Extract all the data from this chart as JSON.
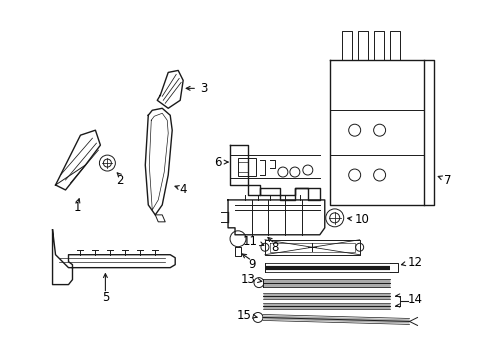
{
  "bg_color": "#ffffff",
  "line_color": "#1a1a1a",
  "label_color": "#000000",
  "figsize": [
    4.89,
    3.6
  ],
  "dpi": 100
}
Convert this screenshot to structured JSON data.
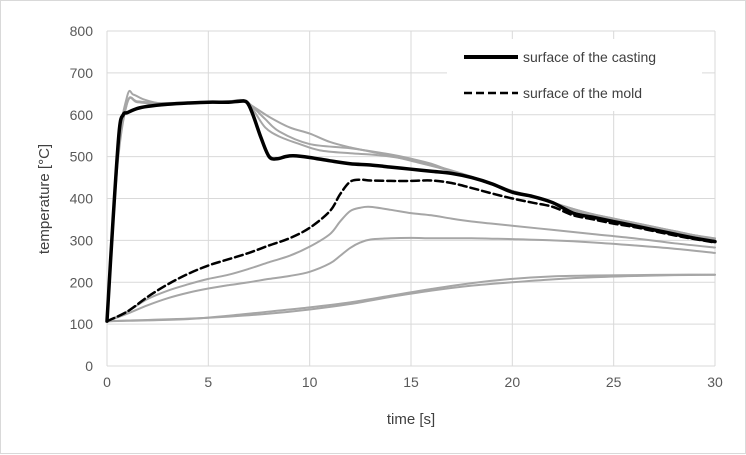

··········

**Required task:**
Omit each picture, then return all of the listing exactly as it stands.

**Result of this task:**
Extract all the data from this chart as JSON.
{
  "bg_color": "#ffffff",
  "line_color": "#1a1a1a",
  "label_color": "#000000",
  "figsize": [
    4.89,
    3.6
  ],
  "dpi": 100
}
Convert this screenshot to structured JSON data.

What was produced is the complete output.